Collection entries:
::::

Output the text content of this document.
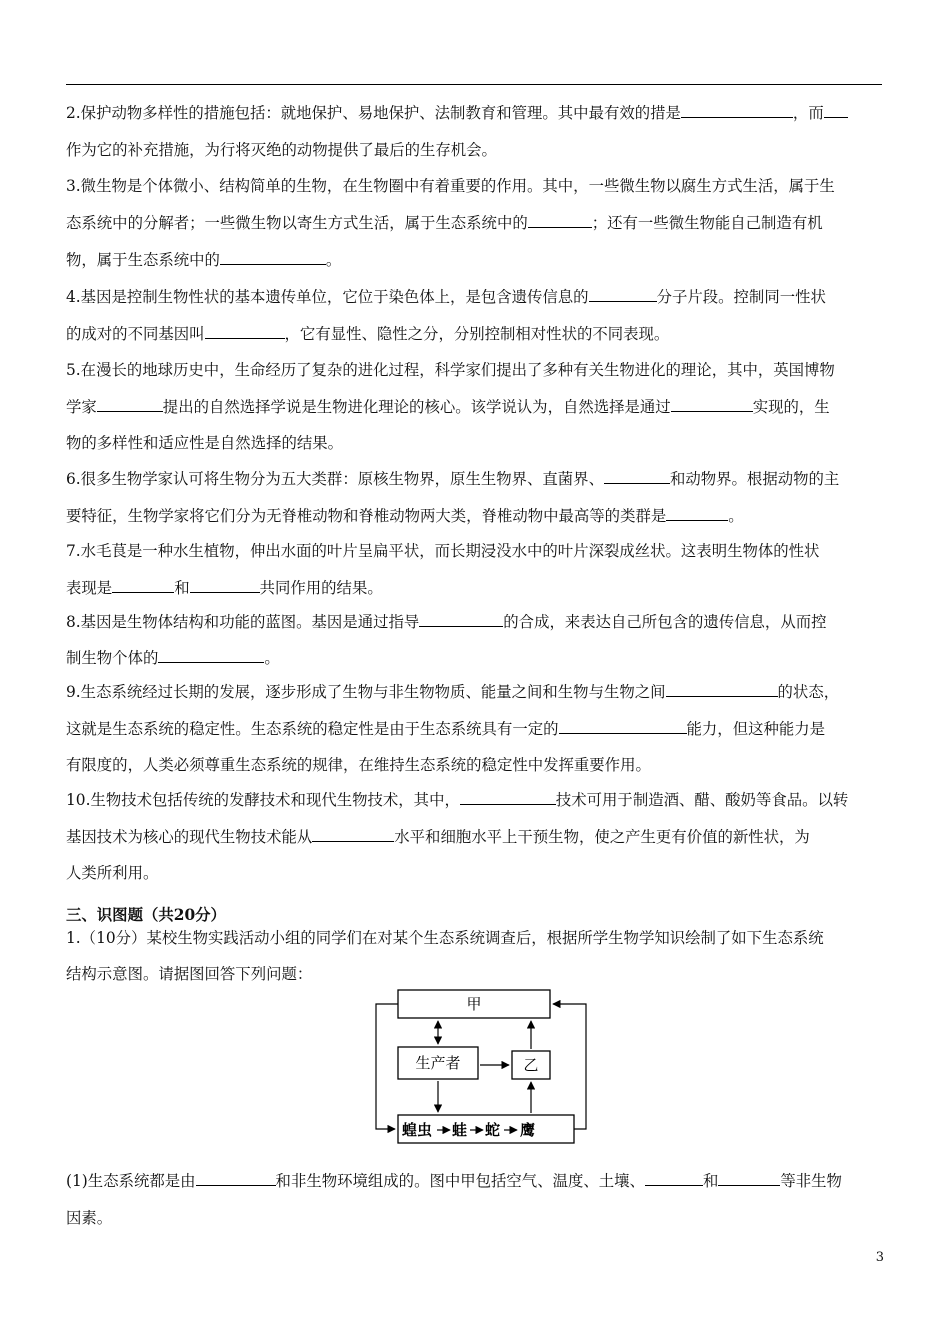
2.保护动物多样性的措施包括：就地保护、易地保护、法制教育和管理。其中最有效的措是	，而
作为它的补充措施，为行将灭绝的动物提供了最后的生存机会。
3.微生物是个体微小、结构简单的生物，在生物圈中有着重要的作用。其中，一些微生物以腐生方式生活，属于生
态系统中的分解者；一些微生物以寄生方式生活，属于生态系统中的	；还有一些微生物能自己制造有机
物，属于生态系统中的	。
4.基因是控制生物性状的基本遗传单位，它位于染色体上，是包含遗传信息的	分子片段。控制同一性状
的成对的不同基因叫	，它有显性、隐性之分，分别控制相对性状的不同表现。
5.在漫长的地球历史中，生命经历了复杂的进化过程，科学家们提出了多种有关生物进化的理论，其中，英国博物
学家	提出的自然选择学说是生物进化理论的核心。该学说认为，自然选择是通过	实现的，生
物的多样性和适应性是自然选择的结果。
6.很多生物学家认可将生物分为五大类群：原核生物界，原生生物界、直菌界、	和动物界。根据动物的主
要特征，生物学家将它们分为无脊椎动物和脊椎动物两大类，脊椎动物中最高等的类群是	。
7.水毛茛是一种水生植物，伸出水面的叶片呈扁平状，而长期浸没水中的叶片深裂成丝状。这表明生物体的性状
表现是	和	共同作用的结果。
8.基因是生物体结构和功能的蓝图。基因是通过指导	的合成，来表达自己所包含的遗传信息，从而控
制生物个体的	。
9.生态系统经过长期的发展，逐步形成了生物与非生物物质、能量之间和生物与生物之间	的状态，
这就是生态系统的稳定性。生态系统的稳定性是由于生态系统具有一定的	能力，但这种能力是
有限度的，人类必须尊重生态系统的规律，在维持生态系统的稳定性中发挥重要作用。
10.生物技术包括传统的发酵技术和现代生物技术，其中，	技术可用于制造酒、醋、酸奶等食品。以转
基因技术为核心的现代生物技术能从	水平和细胞水平上干预生物，使之产生更有价值的新性状，为
人类所利用。
1.（10分）某校生物实践活动小组的同学们在对某个生态系统调查后，根据所学生物学知识绘制了如下生态系统
结构示意图。请据图回答下列问题：
(1)生态系统都是由	和非生物环境组成的。图中甲包括空气、温度、土壤、	和	等非生物
因素。
三、识图题（共20分）
甲
生产者	乙
蝗虫 蛙 蛇 鹰
3
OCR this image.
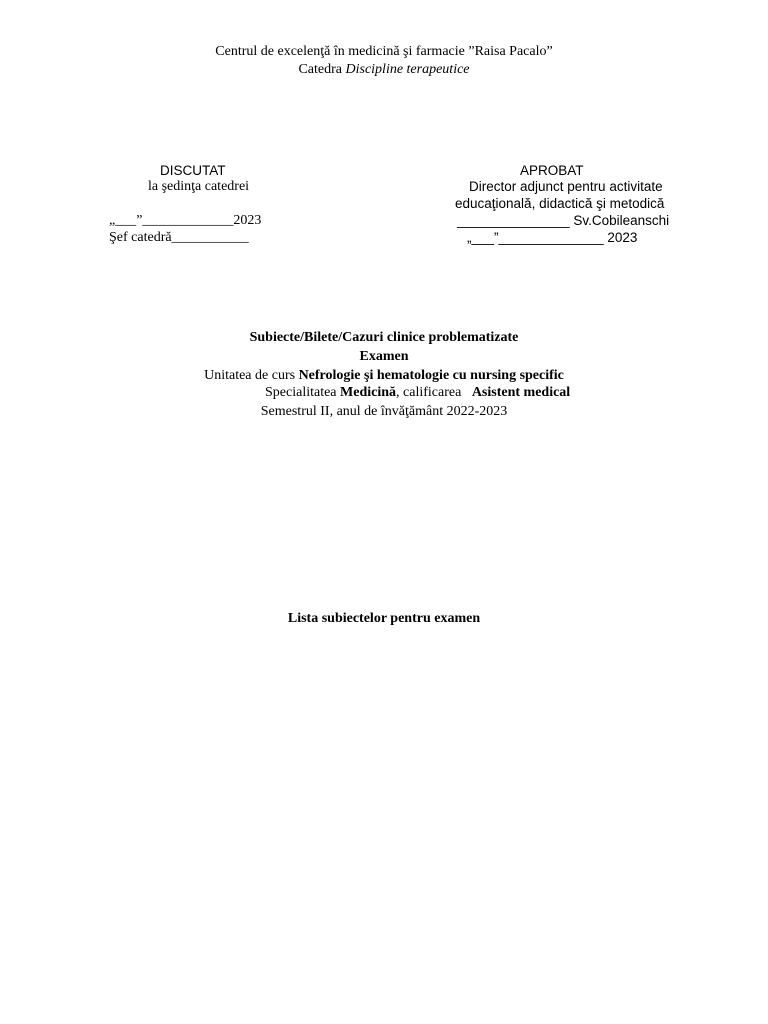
Centrul de excelenţă în medicină şi farmacie ”Raisa Pacalo”
Catedra Discipline terapeutice
DISCUTAT
la şedinţa catedrei
„___”_____________2023
Şef catedră___________
APROBAT
Director adjunct pentru activitate
educaţională, didactică şi metodică
_______________ Sv.Cobileanschi
„___”______________ 2023
Subiecte/Bilete/Cazuri clinice problematizate
Examen
Unitatea de curs Nefrologie şi hematologie cu nursing specific
Specialitatea Medicină, calificarea   Asistent medical
Semestrul II, anul de învăţământ 2022-2023
Lista subiectelor pentru examen
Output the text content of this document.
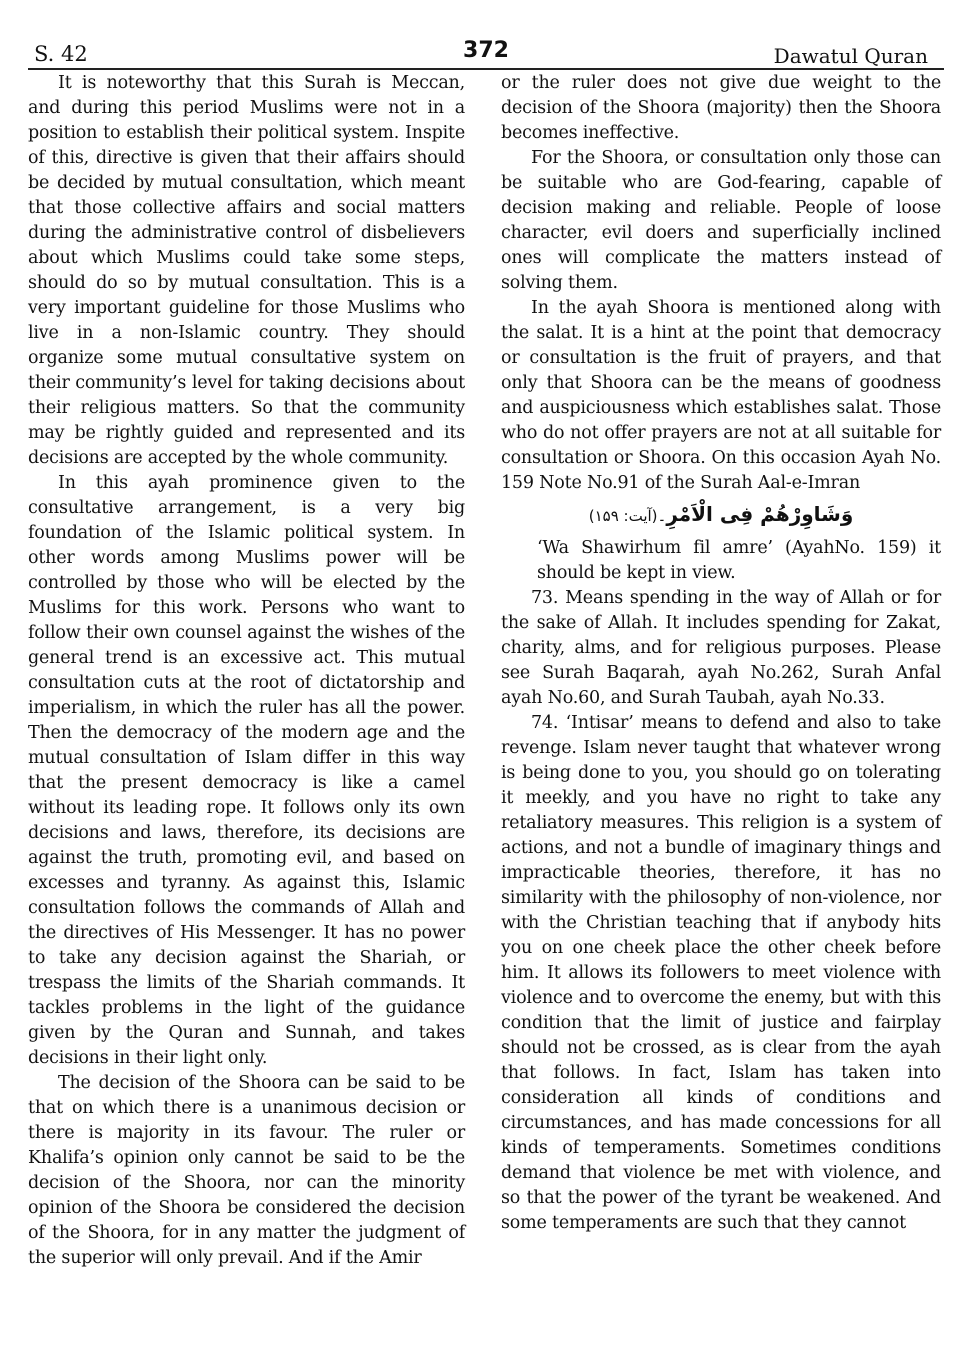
S. 42	372	Dawatul Quran

It is noteworthy that this Surah is Meccan, and during this period Muslims were not in a position to establish their political system. Inspite of this, directive is given that their affairs should be decided by mutual consultation, which meant that those collective affairs and social matters during the administrative control of disbelievers about which Muslims could take some steps, should do so by mutual consultation. This is a very important guideline for those Muslims who live in a non-Islamic country. They should organize some mutual consultative system on their community’s level for taking decisions about their religious matters. So that the community may be rightly guided and represented and its decisions are accepted by the whole community.

In this ayah prominence given to the consultative arrangement, is a very big foundation of the Islamic political system. In other words among Muslims power will be controlled by those who will be elected by the Muslims for this work. Persons who want to follow their own counsel against the wishes of the general trend is an excessive act. This mutual consultation cuts at the root of dictatorship and imperialism, in which the ruler has all the power. Then the democracy of the modern age and the mutual consultation of Islam differ in this way that the present democracy is like a camel without its leading rope. It follows only its own decisions and laws, therefore, its decisions are against the truth, promoting evil, and based on excesses and tyranny. As against this, Islamic consultation follows the commands of Allah and the directives of His Messenger. It has no power to take any decision against the Shariah, or trespass the limits of the Shariah commands. It tackles problems in the light of the guidance given by the Quran and Sunnah, and takes decisions in their light only.

The decision of the Shoora can be said to be that on which there is a unanimous decision or there is majority in its favour. The ruler or Khalifa’s opinion only cannot be said to be the decision of the Shoora, nor can the minority opinion of the Shoora be considered the decision of the Shoora, for in any matter the judgment of the superior will only prevail. And if the Amir

or the ruler does not give due weight to the decision of the Shoora (majority) then the Shoora becomes ineffective.

For the Shoora, or consultation only those can be suitable who are God-fearing, capable of decision making and reliable. People of loose character, evil doers and superficially inclined ones will complicate the matters instead of solving them.

In the ayah Shoora is mentioned along with the salat. It is a hint at the point that democracy or consultation is the fruit of prayers, and that only that Shoora can be the means of goodness and auspiciousness which establishes salat. Those who do not offer prayers are not at all suitable for consultation or Shoora. On this occasion Ayah No. 159 Note No.91 of the Surah Aal-e-Imran

وَشَاوِرْهُمْ فِى الْاَمْرِ۔(آیت: ۱۵۹)

‘Wa Shawirhum fil amre’ (AyahNo. 159) it should be kept in view.

73. Means spending in the way of Allah or for the sake of Allah. It includes spending for Zakat, charity, alms, and for religious purposes. Please see Surah Baqarah, ayah No.262, Surah Anfal ayah No.60, and Surah Taubah, ayah No.33.

74. ‘Intisar’ means to defend and also to take revenge. Islam never taught that whatever wrong is being done to you, you should go on tolerating it meekly, and you have no right to take any retaliatory measures. This religion is a system of actions, and not a bundle of imaginary things and impracticable theories, therefore, it has no similarity with the philosophy of non-violence, nor with the Christian teaching that if anybody hits you on one cheek place the other cheek before him. It allows its followers to meet violence with violence and to overcome the enemy, but with this condition that the limit of justice and fairplay should not be crossed, as is clear from the ayah that follows. In fact, Islam has taken into consideration all kinds of conditions and circumstances, and has made concessions for all kinds of temperaments. Sometimes conditions demand that violence be met with violence, and so that the power of the tyrant be weakened. And some temperaments are such that they cannot
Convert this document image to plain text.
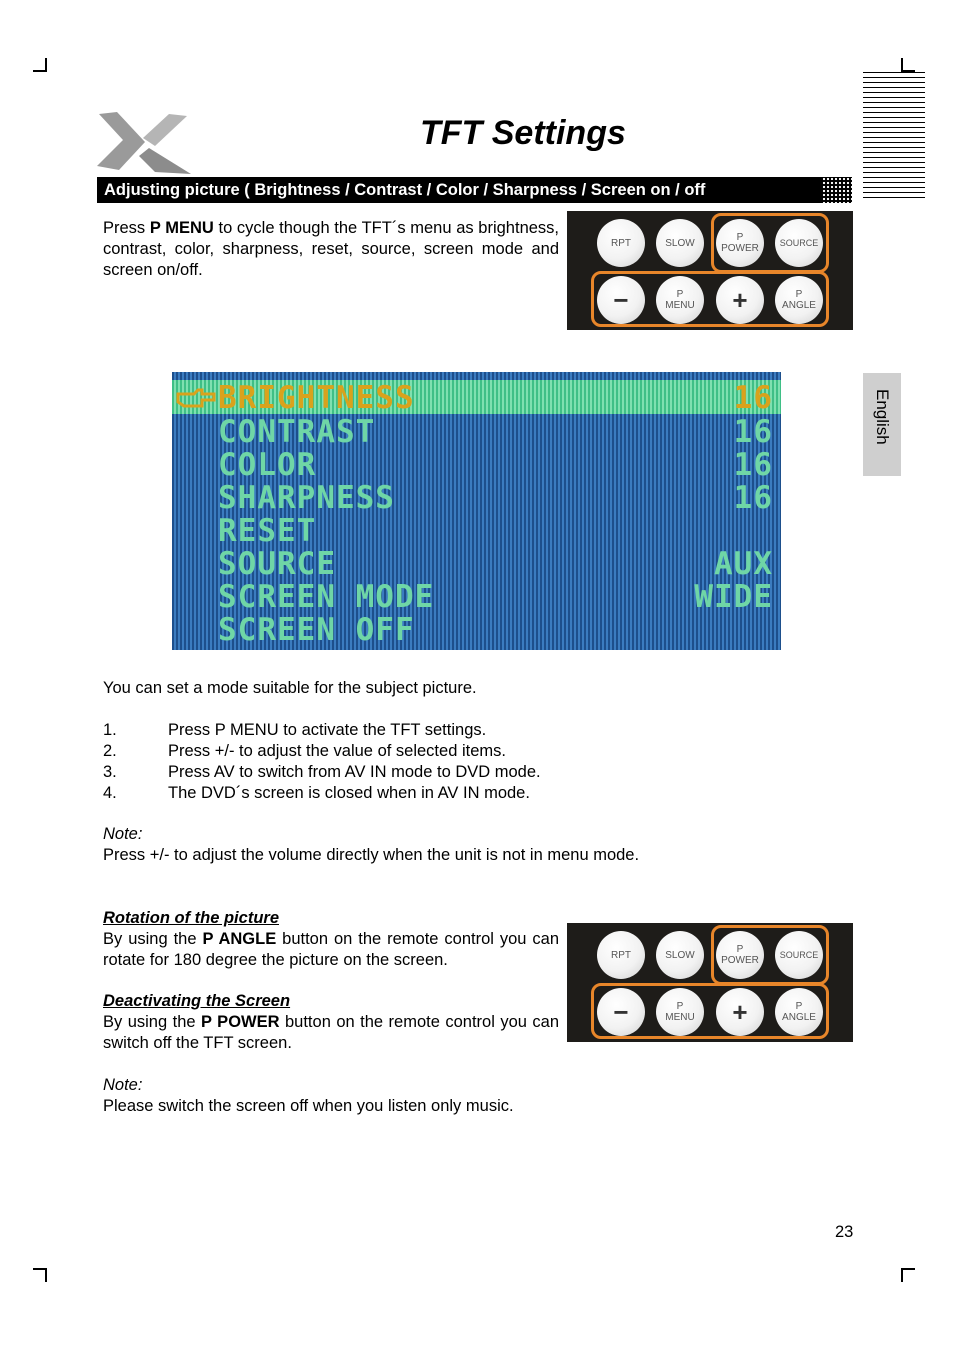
TFT Settings
Adjusting picture ( Brightness / Contrast / Color / Sharpness / Screen on / off

Press P MENU to cycle though the TFT´s menu as brightness, contrast, color, sharpness, reset, source, screen mode and screen on/off.

RPT	SLOW	P
POWER
SOURCE
−	P
MENU +	P
ANGLE
BRIGHTNESS	16
CONTRAST	16
COLOR	16
SHARPNESS	16
RESET
SOURCE	AUX
SCREEN MODE	WIDE
SCREEN OFF
English

You can set a mode suitable for the subject picture.

1.	Press P MENU to activate the TFT settings.
2.	Press +/- to adjust the value of selected items.
3.	Press AV to switch from AV IN mode to DVD mode.
4.	The DVD´s screen is closed when in AV IN mode.
Note:
Press +/- to adjust the volume directly when the unit is not in menu mode.
Rotation of the picture

By using the P ANGLE button on the remote control you can rotate for 180 degree the picture on the screen.

Deactivating the Screen

By using the P POWER button on the remote control you can switch off the TFT screen.

RPT	SLOW	P
POWER
SOURCE
−	P
MENU +	P
ANGLE
Note:
Please switch the screen off when you listen only music.
23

::::

How many of the listing's lines contain "using"? Respond with a single number and nothing else.

2